··· Records supplied ···
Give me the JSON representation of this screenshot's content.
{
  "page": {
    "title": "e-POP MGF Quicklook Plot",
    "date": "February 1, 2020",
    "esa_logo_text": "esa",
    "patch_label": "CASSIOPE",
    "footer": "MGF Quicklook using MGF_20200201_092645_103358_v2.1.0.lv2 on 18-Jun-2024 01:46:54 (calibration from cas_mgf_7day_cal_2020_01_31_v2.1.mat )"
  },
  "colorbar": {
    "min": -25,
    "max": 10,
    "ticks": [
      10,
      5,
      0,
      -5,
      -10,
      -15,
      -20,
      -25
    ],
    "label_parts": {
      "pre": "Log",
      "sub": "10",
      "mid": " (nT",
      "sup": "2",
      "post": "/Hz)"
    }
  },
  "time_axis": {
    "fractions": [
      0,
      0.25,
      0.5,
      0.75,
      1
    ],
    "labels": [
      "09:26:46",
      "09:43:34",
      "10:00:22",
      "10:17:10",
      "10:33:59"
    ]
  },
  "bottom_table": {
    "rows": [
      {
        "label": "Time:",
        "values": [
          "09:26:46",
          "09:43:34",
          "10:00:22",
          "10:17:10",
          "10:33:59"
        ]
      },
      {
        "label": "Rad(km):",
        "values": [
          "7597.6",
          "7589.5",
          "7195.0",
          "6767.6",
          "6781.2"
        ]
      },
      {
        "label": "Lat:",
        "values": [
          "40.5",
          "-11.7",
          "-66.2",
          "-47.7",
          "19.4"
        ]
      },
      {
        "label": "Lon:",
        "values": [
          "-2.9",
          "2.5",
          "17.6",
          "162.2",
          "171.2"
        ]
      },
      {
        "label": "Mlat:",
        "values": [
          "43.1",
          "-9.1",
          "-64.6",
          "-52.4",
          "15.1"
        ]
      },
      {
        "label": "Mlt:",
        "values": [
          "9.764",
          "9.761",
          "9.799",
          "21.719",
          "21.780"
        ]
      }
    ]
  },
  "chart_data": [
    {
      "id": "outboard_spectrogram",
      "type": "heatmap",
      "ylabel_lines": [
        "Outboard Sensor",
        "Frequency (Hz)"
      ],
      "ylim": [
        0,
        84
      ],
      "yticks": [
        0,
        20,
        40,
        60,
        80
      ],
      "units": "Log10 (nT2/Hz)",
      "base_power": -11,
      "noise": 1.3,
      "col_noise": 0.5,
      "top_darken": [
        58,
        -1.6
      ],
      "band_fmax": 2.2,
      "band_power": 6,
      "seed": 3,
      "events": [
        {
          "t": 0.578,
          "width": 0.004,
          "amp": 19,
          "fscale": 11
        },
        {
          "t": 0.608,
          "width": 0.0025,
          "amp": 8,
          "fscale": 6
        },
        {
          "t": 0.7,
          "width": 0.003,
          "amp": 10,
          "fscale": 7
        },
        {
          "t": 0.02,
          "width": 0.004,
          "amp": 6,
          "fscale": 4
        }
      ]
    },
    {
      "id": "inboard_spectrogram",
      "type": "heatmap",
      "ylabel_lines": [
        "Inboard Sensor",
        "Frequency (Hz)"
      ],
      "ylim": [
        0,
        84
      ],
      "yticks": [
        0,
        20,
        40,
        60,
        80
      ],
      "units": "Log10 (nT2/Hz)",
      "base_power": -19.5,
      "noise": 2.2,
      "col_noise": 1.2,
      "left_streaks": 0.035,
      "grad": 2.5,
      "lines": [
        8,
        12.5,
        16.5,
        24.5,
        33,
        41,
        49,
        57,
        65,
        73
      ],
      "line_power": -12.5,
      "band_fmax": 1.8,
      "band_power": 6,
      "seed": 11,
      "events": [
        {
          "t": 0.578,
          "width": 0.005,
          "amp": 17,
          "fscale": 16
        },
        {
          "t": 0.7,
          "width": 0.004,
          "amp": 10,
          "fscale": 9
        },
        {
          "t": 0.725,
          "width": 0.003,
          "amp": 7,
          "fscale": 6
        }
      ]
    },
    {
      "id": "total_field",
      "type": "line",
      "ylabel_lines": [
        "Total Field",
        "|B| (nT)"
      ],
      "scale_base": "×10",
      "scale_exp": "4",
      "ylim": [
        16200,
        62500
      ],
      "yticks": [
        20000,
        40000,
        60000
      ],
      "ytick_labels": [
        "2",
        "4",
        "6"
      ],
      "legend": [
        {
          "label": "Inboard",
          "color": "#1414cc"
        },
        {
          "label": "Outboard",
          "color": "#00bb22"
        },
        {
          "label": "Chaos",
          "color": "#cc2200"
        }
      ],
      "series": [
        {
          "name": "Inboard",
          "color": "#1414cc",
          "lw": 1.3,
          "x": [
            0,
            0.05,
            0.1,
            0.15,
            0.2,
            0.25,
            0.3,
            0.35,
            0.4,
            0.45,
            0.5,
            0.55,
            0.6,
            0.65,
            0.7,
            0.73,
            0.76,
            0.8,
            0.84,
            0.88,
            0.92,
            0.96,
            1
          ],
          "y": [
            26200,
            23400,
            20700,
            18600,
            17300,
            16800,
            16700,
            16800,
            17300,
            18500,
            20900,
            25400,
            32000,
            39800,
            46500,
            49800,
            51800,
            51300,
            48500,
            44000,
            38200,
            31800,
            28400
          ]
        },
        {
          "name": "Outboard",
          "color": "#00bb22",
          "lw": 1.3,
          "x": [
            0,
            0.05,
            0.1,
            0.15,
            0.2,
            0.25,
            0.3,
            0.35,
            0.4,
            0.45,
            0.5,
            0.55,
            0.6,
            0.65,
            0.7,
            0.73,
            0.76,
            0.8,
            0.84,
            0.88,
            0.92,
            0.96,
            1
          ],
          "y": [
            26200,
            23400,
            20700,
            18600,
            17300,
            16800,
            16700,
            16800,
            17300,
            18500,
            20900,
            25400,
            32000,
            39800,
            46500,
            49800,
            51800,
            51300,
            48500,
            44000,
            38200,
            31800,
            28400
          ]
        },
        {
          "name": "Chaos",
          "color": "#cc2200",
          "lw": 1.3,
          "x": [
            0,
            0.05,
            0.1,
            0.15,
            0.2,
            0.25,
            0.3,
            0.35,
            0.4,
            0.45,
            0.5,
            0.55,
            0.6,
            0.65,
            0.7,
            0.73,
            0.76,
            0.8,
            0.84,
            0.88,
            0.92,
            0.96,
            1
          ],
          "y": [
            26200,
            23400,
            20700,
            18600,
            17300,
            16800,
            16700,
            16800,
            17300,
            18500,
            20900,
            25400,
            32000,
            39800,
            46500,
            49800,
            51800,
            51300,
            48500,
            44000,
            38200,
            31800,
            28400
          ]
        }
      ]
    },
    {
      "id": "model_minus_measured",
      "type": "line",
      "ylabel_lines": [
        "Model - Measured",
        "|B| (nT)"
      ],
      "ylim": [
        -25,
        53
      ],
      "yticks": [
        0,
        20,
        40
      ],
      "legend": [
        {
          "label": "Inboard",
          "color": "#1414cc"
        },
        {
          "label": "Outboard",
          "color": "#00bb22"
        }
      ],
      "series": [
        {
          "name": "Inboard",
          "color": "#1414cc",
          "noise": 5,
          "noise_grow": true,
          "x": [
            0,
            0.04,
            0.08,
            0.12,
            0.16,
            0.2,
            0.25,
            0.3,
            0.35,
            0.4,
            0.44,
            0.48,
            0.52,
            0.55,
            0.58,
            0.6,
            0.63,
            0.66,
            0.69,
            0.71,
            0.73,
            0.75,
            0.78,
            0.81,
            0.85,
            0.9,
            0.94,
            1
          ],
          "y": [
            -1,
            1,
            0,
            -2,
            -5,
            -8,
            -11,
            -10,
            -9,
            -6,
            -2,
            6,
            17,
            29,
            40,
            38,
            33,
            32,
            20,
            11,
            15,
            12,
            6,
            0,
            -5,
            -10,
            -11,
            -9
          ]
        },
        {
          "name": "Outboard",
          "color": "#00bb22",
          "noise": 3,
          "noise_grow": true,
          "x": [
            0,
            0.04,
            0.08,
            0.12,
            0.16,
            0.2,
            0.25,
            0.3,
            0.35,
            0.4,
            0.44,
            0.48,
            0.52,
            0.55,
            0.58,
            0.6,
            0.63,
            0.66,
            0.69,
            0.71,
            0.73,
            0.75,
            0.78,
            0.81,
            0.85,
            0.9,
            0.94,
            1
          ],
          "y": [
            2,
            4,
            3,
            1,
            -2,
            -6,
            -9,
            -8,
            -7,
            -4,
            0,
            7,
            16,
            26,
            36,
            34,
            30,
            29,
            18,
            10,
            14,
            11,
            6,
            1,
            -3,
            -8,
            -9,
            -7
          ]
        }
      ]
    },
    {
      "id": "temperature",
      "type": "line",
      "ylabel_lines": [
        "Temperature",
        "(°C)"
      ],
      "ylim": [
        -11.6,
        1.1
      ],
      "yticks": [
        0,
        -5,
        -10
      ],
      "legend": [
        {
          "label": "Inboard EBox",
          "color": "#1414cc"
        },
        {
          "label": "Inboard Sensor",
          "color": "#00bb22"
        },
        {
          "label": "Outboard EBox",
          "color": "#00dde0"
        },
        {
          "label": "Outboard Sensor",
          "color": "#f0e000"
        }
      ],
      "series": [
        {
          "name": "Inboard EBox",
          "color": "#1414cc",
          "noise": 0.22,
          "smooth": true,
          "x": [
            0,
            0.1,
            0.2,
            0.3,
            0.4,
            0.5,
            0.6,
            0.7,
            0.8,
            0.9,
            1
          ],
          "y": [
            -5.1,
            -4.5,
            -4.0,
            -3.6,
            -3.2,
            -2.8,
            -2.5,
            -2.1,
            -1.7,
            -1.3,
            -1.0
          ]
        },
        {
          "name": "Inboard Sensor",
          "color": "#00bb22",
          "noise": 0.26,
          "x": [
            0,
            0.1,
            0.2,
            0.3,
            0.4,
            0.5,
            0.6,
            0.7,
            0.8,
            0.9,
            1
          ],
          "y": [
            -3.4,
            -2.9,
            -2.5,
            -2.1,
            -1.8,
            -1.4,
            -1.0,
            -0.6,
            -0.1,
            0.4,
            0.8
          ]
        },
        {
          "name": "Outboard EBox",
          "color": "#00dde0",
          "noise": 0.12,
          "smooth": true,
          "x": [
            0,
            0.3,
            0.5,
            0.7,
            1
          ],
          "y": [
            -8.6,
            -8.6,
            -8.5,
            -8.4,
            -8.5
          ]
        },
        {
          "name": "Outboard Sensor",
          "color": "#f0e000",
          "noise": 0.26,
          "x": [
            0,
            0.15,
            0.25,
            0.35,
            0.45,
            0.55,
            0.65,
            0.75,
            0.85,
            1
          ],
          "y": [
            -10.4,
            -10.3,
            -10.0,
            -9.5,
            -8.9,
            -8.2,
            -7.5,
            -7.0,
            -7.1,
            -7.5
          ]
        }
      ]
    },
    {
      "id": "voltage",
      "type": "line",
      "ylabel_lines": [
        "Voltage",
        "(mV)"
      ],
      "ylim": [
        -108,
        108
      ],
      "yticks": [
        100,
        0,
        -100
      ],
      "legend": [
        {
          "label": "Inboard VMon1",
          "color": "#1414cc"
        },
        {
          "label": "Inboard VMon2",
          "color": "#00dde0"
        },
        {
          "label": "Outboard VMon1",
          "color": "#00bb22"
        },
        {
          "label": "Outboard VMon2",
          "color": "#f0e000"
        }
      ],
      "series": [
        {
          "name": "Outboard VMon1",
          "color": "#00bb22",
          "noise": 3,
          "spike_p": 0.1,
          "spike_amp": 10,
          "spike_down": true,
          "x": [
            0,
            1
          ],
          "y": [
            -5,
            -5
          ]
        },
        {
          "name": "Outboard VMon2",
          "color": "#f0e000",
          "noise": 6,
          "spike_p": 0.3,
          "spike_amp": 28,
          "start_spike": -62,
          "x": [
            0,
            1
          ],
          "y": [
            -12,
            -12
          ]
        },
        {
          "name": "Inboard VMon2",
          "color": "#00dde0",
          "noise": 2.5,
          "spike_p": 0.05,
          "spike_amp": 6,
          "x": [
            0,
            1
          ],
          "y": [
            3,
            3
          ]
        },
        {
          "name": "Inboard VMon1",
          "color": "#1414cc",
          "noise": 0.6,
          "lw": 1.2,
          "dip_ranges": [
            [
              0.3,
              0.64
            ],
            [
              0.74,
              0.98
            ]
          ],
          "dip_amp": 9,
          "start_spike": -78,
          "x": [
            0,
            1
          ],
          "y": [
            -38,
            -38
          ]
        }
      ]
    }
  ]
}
···
Copy all lines of the material above where the string "fscale" occurs.

### Reply to the exercise
          "fscale": 11
          "fscale": 6
          "fscale": 7
          "fscale": 4
          "fscale": 16
          "fscale": 9
          "fscale": 6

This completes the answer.